▶ [Requirement]
Reproduce the data in its entirety, exactly as supplied.

▶ [Stored records]
--- begin ---

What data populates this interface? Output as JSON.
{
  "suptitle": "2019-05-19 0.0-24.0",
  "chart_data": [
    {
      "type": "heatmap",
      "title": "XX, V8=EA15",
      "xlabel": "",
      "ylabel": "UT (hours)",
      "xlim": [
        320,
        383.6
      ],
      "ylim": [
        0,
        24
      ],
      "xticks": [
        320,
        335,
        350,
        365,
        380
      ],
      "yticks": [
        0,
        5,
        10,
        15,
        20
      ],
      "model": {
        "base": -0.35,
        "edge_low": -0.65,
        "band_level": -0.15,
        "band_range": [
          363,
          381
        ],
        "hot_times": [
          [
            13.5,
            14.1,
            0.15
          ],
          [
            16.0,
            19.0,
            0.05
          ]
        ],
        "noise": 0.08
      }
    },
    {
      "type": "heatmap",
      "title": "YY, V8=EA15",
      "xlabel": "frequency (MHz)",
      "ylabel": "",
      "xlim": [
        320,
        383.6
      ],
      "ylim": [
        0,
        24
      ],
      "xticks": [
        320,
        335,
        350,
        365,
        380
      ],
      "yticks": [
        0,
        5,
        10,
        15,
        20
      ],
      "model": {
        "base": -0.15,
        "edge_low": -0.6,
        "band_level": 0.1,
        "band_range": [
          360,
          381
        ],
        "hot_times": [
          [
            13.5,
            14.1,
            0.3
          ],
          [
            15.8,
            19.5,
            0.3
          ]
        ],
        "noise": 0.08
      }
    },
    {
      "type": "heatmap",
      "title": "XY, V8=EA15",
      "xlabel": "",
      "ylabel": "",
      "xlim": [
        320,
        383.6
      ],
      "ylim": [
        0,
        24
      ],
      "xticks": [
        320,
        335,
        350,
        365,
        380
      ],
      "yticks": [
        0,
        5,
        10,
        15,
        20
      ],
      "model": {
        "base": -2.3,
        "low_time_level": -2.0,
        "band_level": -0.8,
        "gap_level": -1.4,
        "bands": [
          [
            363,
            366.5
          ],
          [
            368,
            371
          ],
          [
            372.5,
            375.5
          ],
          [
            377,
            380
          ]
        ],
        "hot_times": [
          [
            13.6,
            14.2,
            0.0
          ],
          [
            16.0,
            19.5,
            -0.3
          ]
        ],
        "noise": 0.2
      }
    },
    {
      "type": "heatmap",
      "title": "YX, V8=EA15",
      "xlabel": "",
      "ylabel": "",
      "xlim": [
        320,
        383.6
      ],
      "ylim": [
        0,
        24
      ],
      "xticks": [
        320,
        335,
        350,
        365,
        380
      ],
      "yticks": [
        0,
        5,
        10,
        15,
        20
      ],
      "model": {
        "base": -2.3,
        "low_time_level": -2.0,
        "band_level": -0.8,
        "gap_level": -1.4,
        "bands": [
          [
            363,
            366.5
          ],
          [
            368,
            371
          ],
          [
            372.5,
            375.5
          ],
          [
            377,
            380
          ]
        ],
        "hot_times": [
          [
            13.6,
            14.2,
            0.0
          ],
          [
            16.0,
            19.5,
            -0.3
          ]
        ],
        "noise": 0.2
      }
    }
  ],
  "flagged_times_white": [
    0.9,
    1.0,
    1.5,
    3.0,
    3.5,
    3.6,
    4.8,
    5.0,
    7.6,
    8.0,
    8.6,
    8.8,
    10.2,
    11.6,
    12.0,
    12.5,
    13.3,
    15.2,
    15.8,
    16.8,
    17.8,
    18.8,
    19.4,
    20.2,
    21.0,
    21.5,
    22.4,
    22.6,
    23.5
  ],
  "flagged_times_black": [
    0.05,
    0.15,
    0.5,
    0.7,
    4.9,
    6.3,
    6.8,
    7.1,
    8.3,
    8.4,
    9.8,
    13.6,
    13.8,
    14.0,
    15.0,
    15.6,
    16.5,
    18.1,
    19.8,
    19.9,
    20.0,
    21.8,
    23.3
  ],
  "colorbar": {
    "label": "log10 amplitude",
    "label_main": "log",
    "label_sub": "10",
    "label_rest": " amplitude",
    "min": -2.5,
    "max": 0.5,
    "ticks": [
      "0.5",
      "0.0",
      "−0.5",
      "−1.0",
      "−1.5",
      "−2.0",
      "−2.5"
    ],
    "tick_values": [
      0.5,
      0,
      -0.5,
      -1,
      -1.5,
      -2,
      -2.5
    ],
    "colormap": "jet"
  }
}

--- end ---

▶ [Completed task]
What data populates this interface? Output as JSON.
{
  "suptitle": "2019-05-19 0.0-24.0",
  "chart_data": [
    {
      "type": "heatmap",
      "title": "XX, V8=EA15",
      "xlabel": "",
      "ylabel": "UT (hours)",
      "xlim": [
        320,
        383.6
      ],
      "ylim": [
        0,
        24
      ],
      "xticks": [
        320,
        335,
        350,
        365,
        380
      ],
      "yticks": [
        0,
        5,
        10,
        15,
        20
      ],
      "model": {
        "base": -0.35,
        "edge_low": -0.65,
        "band_level": -0.15,
        "band_range": [
          363,
          381
        ],
        "hot_times": [
          [
            13.5,
            14.1,
            0.15
          ],
          [
            16.0,
            19.0,
            0.05
          ]
        ],
        "noise": 0.08
      }
    },
    {
      "type": "heatmap",
      "title": "YY, V8=EA15",
      "xlabel": "frequency (MHz)",
      "ylabel": "",
      "xlim": [
        320,
        383.6
      ],
      "ylim": [
        0,
        24
      ],
      "xticks": [
        320,
        335,
        350,
        365,
        380
      ],
      "yticks": [
        0,
        5,
        10,
        15,
        20
      ],
      "model": {
        "base": -0.15,
        "edge_low": -0.6,
        "band_level": 0.1,
        "band_range": [
          360,
          381
        ],
        "hot_times": [
          [
            13.5,
            14.1,
            0.3
          ],
          [
            15.8,
            19.5,
            0.3
          ]
        ],
        "noise": 0.08
      }
    },
    {
      "type": "heatmap",
      "title": "XY, V8=EA15",
      "xlabel": "",
      "ylabel": "",
      "xlim": [
        320,
        383.6
      ],
      "ylim": [
        0,
        24
      ],
      "xticks": [
        320,
        335,
        350,
        365,
        380
      ],
      "yticks": [
        0,
        5,
        10,
        15,
        20
      ],
      "model": {
        "base": -2.3,
        "low_time_level": -2.0,
        "band_level": -0.8,
        "gap_level": -1.4,
        "bands": [
          [
            363,
            366.5
          ],
          [
            368,
            371
          ],
          [
            372.5,
            375.5
          ],
          [
            377,
            380
          ]
        ],
        "hot_times": [
          [
            13.6,
            14.2,
            0.0
          ],
          [
            16.0,
            19.5,
            -0.3
          ]
        ],
        "noise": 0.2
      }
    },
    {
      "type": "heatmap",
      "title": "YX, V8=EA15",
      "xlabel": "",
      "ylabel": "",
      "xlim": [
        320,
        383.6
      ],
      "ylim": [
        0,
        24
      ],
      "xticks": [
        320,
        335,
        350,
        365,
        380
      ],
      "yticks": [
        0,
        5,
        10,
        15,
        20
      ],
      "model": {
        "base": -2.3,
        "low_time_level": -2.0,
        "band_level": -0.8,
        "gap_level": -1.4,
        "bands": [
          [
            363,
            366.5
          ],
          [
            368,
            371
          ],
          [
            372.5,
            375.5
          ],
          [
            377,
            380
          ]
        ],
        "hot_times": [
          [
            13.6,
            14.2,
            0.0
          ],
          [
            16.0,
            19.5,
            -0.3
          ]
        ],
        "noise": 0.2
      }
    }
  ],
  "flagged_times_white": [
    0.9,
    1.0,
    1.5,
    3.0,
    3.5,
    3.6,
    4.8,
    5.0,
    7.6,
    8.0,
    8.6,
    8.8,
    10.2,
    11.6,
    12.0,
    12.5,
    13.3,
    15.2,
    15.8,
    16.8,
    17.8,
    18.8,
    19.4,
    20.2,
    21.0,
    21.5,
    22.4,
    22.6,
    23.5
  ],
  "flagged_times_black": [
    0.05,
    0.15,
    0.5,
    0.7,
    4.9,
    6.3,
    6.8,
    7.1,
    8.3,
    8.4,
    9.8,
    13.6,
    13.8,
    14.0,
    15.0,
    15.6,
    16.5,
    18.1,
    19.8,
    19.9,
    20.0,
    21.8,
    23.3
  ],
  "colorbar": {
    "label": "log10 amplitude",
    "label_main": "log",
    "label_sub": "10",
    "label_rest": " amplitude",
    "min": -2.5,
    "max": 0.5,
    "ticks": [
      "0.5",
      "0.0",
      "−0.5",
      "−1.0",
      "−1.5",
      "−2.0",
      "−2.5"
    ],
    "tick_values": [
      0.5,
      0,
      -0.5,
      -1,
      -1.5,
      -2,
      -2.5
    ],
    "colormap": "jet"
  }
}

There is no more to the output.